RECORDS FOR THIS TASK »
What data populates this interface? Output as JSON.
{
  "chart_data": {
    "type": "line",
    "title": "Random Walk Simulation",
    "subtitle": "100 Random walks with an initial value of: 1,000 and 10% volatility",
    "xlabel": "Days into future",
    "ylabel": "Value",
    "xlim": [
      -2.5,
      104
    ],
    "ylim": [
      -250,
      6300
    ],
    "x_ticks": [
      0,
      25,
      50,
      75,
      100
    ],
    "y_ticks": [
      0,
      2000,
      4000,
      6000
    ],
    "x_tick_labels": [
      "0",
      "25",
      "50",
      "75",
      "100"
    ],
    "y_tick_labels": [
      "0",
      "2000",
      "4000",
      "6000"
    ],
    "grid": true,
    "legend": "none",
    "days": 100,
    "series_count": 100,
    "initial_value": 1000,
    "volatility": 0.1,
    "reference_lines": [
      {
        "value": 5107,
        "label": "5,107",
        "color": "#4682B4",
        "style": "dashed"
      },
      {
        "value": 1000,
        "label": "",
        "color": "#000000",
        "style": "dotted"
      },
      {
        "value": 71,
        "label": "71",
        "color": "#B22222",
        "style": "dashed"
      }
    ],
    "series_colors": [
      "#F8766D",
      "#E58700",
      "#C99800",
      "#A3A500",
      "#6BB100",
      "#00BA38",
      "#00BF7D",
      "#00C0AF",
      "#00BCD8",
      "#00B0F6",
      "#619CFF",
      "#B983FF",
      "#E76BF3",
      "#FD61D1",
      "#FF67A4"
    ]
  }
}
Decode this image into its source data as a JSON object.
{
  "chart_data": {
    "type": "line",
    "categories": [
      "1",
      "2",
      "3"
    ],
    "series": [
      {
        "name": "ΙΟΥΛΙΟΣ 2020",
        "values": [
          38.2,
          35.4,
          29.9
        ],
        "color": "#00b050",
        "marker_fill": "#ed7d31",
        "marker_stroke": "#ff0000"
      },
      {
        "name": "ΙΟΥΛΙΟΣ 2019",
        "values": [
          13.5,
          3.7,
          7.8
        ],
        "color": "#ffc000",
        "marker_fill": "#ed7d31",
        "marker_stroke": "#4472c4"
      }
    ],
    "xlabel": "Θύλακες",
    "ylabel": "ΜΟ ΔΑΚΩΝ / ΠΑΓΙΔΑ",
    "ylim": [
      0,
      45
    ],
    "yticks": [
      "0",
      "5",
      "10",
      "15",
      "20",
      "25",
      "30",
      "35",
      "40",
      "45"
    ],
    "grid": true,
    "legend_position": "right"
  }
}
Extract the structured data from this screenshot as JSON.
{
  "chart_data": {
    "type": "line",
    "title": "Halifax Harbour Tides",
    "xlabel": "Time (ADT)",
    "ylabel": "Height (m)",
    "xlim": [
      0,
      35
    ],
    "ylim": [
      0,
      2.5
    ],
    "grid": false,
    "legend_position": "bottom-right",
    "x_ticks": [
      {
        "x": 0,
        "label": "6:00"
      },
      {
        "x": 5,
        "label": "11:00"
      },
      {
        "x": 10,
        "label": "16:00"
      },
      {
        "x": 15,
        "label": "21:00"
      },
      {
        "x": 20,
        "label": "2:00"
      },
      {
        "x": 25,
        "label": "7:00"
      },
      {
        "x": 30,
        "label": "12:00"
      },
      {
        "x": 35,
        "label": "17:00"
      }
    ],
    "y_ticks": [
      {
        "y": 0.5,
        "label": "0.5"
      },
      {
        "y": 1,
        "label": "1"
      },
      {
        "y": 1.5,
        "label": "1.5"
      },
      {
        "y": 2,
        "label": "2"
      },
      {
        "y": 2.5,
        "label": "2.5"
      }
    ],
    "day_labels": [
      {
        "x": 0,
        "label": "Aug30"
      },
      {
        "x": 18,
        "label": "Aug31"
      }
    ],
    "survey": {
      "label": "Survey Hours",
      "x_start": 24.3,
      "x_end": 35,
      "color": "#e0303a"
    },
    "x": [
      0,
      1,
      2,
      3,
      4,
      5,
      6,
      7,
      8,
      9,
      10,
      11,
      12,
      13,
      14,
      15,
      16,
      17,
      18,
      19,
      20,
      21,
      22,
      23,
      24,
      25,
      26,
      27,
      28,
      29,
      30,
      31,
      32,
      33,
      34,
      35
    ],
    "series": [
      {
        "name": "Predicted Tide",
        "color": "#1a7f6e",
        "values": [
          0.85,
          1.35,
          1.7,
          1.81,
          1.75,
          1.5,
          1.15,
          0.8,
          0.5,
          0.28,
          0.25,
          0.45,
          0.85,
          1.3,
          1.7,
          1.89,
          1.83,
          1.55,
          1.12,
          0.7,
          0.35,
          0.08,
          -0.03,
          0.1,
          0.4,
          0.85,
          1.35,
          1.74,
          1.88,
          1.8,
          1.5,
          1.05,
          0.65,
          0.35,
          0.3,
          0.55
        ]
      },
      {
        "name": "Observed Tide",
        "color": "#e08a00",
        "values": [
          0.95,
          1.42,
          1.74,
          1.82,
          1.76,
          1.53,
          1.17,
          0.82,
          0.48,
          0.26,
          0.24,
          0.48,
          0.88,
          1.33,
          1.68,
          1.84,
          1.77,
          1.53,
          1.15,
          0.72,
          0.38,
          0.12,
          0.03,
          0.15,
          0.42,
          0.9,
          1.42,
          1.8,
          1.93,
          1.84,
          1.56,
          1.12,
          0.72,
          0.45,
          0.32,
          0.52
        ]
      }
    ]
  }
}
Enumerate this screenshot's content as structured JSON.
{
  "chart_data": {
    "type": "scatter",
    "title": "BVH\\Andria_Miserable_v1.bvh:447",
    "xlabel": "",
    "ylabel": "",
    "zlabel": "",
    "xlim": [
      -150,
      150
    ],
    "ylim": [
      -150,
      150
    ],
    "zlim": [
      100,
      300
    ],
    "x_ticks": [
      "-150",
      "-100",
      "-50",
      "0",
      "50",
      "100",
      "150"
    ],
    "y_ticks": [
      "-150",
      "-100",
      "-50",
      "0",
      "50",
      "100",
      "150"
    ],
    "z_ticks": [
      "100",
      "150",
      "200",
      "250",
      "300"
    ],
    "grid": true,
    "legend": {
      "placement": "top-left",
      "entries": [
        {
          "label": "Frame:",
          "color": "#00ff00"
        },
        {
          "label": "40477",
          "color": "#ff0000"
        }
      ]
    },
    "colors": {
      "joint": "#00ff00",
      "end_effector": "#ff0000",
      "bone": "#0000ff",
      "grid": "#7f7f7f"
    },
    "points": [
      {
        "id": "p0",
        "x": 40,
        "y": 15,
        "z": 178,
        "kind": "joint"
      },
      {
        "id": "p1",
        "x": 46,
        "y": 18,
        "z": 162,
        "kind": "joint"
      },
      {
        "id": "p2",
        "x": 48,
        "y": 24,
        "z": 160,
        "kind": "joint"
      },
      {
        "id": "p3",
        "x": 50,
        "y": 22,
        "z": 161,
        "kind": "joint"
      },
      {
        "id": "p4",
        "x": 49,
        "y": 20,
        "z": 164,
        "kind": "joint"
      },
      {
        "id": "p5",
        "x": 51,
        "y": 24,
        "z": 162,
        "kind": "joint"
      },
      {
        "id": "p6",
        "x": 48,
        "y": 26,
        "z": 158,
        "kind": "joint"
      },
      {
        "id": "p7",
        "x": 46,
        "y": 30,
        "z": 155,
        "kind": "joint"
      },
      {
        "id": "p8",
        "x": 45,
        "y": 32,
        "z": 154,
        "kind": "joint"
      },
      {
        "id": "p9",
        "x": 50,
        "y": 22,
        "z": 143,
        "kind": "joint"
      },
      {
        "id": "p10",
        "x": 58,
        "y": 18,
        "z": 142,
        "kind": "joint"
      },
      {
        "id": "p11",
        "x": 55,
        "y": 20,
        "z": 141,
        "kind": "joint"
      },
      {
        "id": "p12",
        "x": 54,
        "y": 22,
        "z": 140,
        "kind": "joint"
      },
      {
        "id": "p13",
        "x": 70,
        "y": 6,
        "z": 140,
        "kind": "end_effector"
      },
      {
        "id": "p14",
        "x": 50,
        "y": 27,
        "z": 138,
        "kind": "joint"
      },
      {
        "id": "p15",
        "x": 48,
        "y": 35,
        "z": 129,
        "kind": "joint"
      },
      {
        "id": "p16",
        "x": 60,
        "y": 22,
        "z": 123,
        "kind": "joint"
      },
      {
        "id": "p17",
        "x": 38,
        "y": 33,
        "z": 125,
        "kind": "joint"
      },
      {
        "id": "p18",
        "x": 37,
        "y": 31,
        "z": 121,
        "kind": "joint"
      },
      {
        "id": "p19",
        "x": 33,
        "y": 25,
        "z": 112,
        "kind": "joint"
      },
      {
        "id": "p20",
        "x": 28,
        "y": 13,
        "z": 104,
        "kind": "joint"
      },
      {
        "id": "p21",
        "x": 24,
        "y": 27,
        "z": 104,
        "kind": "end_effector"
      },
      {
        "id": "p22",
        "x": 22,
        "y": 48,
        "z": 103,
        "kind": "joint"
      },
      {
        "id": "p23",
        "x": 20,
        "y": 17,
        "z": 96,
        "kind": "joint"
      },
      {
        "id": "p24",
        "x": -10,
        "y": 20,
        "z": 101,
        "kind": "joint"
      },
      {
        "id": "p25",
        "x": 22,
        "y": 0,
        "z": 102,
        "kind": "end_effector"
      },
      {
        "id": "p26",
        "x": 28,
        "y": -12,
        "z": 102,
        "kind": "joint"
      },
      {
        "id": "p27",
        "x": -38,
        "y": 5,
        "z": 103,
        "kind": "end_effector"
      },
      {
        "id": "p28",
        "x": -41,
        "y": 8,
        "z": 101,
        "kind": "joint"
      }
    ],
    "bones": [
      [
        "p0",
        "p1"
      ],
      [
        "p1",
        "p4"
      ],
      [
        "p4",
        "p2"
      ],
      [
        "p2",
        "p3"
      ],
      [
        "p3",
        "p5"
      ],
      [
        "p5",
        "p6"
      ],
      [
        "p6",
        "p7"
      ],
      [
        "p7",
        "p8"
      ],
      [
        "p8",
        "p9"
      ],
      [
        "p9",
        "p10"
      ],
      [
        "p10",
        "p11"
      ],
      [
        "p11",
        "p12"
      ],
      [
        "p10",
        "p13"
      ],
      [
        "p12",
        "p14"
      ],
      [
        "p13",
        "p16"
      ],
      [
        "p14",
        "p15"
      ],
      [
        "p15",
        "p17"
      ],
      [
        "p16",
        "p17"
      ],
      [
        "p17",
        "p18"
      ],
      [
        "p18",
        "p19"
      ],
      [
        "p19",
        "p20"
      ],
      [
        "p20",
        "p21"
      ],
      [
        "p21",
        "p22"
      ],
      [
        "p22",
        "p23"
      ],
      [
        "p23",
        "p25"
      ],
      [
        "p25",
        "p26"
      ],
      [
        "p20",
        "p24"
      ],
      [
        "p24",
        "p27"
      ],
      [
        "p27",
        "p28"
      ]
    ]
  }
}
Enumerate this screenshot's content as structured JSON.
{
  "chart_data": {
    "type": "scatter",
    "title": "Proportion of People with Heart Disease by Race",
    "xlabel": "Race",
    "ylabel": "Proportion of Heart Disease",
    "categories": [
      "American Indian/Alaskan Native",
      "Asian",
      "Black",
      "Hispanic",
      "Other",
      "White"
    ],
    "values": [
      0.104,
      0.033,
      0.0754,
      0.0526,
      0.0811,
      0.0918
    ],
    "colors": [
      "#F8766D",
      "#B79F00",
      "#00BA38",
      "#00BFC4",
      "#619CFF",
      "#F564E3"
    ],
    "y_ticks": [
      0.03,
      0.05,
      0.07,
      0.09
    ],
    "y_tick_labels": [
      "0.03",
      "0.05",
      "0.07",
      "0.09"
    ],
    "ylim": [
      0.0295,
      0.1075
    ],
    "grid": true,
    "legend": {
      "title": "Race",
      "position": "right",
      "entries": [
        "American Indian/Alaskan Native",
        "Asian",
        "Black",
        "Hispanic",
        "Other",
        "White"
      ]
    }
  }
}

EXERCISE REQUIREMENTS »
Give the count of lines in the data above that hold the string "American", with no additional words.

RESPONSE TO THIS EXERCISE »
2